§ **Goal**
From the listing below, pick out each line with the word "color".

§ **Raw records**
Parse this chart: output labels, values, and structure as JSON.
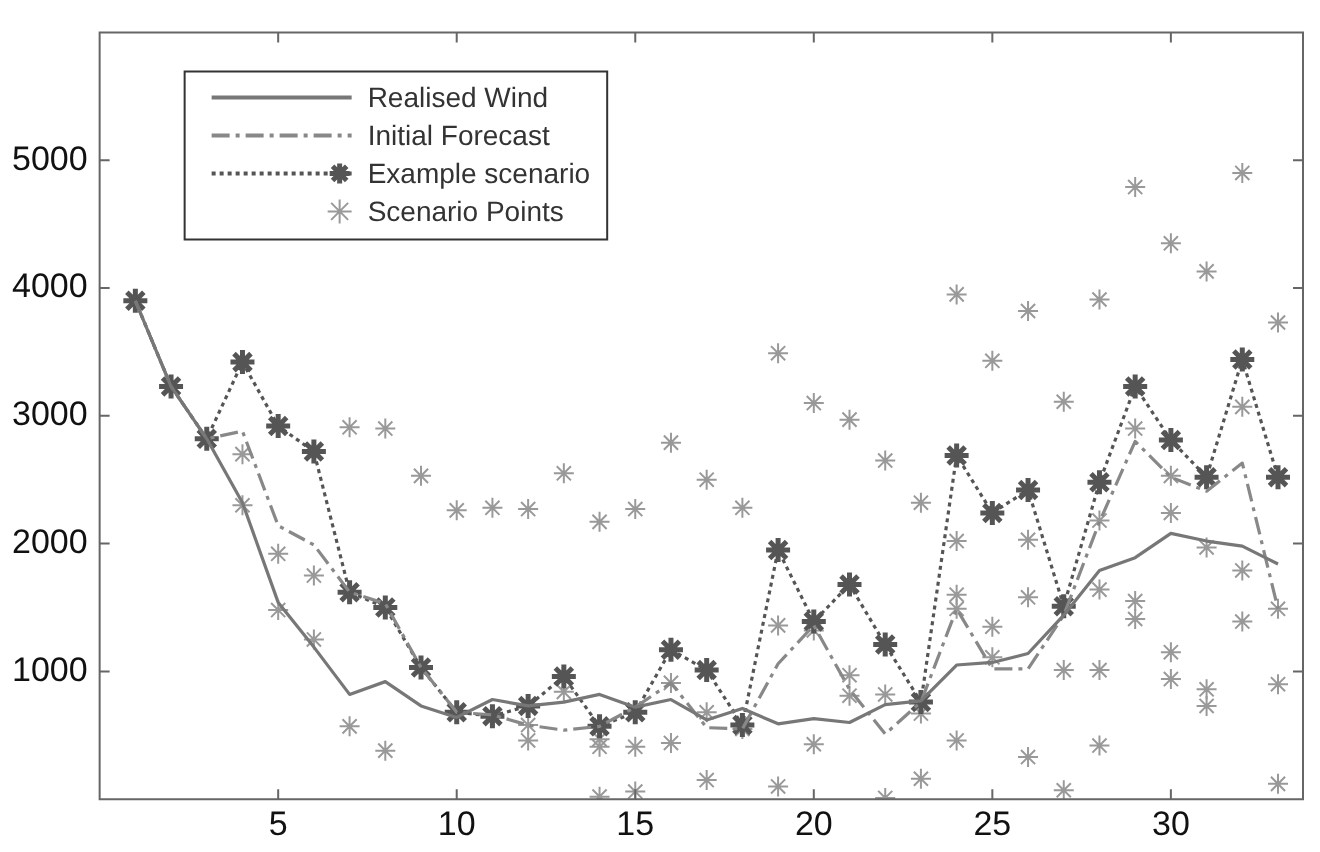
{
  "chart_data": {
    "type": "line",
    "legend": "top left",
    "grid": false,
    "x": [
      1,
      2,
      3,
      4,
      5,
      6,
      7,
      8,
      9,
      10,
      11,
      12,
      13,
      14,
      15,
      16,
      17,
      18,
      19,
      20,
      21,
      22,
      23,
      24,
      25,
      26,
      27,
      28,
      29,
      30,
      31,
      32,
      33
    ],
    "xlim": [
      0,
      33.7
    ],
    "xticks": [
      5,
      10,
      15,
      20,
      25,
      30
    ],
    "ylim": [
      0,
      6000
    ],
    "yticks": [
      1000,
      2000,
      3000,
      4000,
      5000
    ],
    "series": [
      {
        "name": "Realised Wind",
        "color": "#777777",
        "line_style": "solid",
        "marker": "none",
        "values": [
          3900,
          3230,
          2820,
          2320,
          1540,
          1190,
          820,
          920,
          730,
          640,
          780,
          730,
          760,
          820,
          720,
          780,
          620,
          710,
          590,
          630,
          600,
          740,
          770,
          1050,
          1070,
          1140,
          1440,
          1790,
          1890,
          2080,
          2020,
          1980,
          1840
        ]
      },
      {
        "name": "Initial Forecast",
        "color": "#888888",
        "line_style": "dashed",
        "marker": "none",
        "values": [
          3900,
          3230,
          2820,
          2880,
          2140,
          1990,
          1620,
          1530,
          1030,
          680,
          660,
          580,
          540,
          570,
          720,
          910,
          560,
          550,
          1060,
          1360,
          860,
          510,
          760,
          1490,
          1020,
          1020,
          1440,
          2170,
          2800,
          2520,
          2410,
          2630,
          1490
        ]
      },
      {
        "name": "Example scenario",
        "color": "#555555",
        "line_style": "dotted",
        "marker": "cross",
        "values": [
          3900,
          3230,
          2820,
          3420,
          2920,
          2720,
          1620,
          1500,
          1030,
          680,
          650,
          730,
          960,
          570,
          680,
          1170,
          1010,
          580,
          1950,
          1390,
          1680,
          1210,
          760,
          2690,
          2240,
          2420,
          1510,
          2480,
          3230,
          2810,
          2520,
          3440,
          2520
        ]
      },
      {
        "name": "Scenario Points",
        "color": "#999999",
        "type": "scatter",
        "marker": "cross",
        "x": [
          4,
          4,
          5,
          5,
          6,
          6,
          7,
          7,
          8,
          8,
          9,
          10,
          11,
          12,
          12,
          12,
          13,
          13,
          14,
          14,
          14,
          14,
          15,
          15,
          15,
          16,
          16,
          16,
          17,
          17,
          17,
          18,
          18,
          19,
          19,
          19,
          20,
          20,
          20,
          21,
          21,
          21,
          22,
          22,
          22,
          23,
          23,
          23,
          24,
          24,
          24,
          24,
          24,
          25,
          25,
          25,
          26,
          26,
          26,
          26,
          27,
          27,
          27,
          28,
          28,
          28,
          28,
          28,
          29,
          29,
          29,
          29,
          30,
          30,
          30,
          30,
          30,
          31,
          31,
          31,
          31,
          32,
          32,
          32,
          32,
          33,
          33,
          33,
          33
        ],
        "values": [
          2700,
          2300,
          1920,
          1480,
          1750,
          1250,
          2910,
          570,
          2900,
          380,
          2530,
          2260,
          2280,
          2270,
          580,
          460,
          2550,
          840,
          2170,
          470,
          410,
          20,
          2270,
          410,
          60,
          2790,
          910,
          440,
          2500,
          680,
          150,
          2280,
          550,
          3490,
          1360,
          100,
          3100,
          1320,
          430,
          2970,
          970,
          810,
          2650,
          820,
          10,
          2320,
          670,
          160,
          3950,
          2020,
          1600,
          1490,
          460,
          3430,
          1350,
          1110,
          3820,
          2030,
          1580,
          330,
          3110,
          1010,
          70,
          3910,
          2180,
          1640,
          1010,
          420,
          4790,
          2900,
          1550,
          1410,
          4350,
          2530,
          2240,
          1150,
          940,
          4130,
          1970,
          860,
          730,
          4900,
          3070,
          1790,
          1390,
          3730,
          1490,
          900,
          120
        ]
      }
    ]
  }
}
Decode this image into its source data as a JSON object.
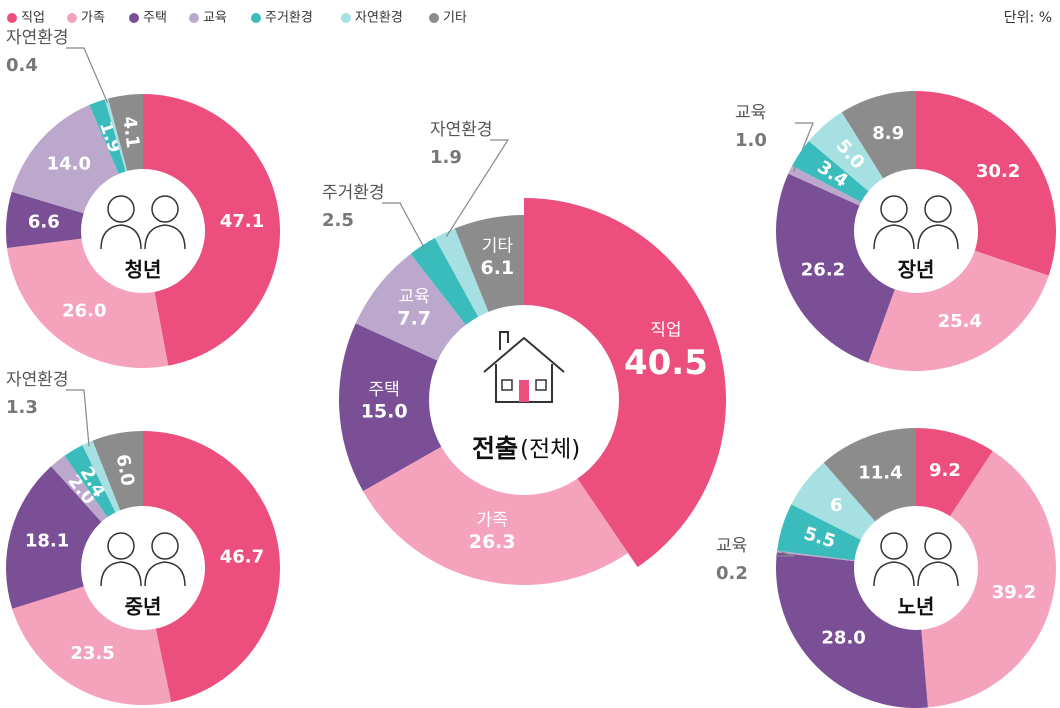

§ **Solution to this task**
        "color": "#777777",
        "color": "#888888",
        "color": "#555555",
        "color": "#999999",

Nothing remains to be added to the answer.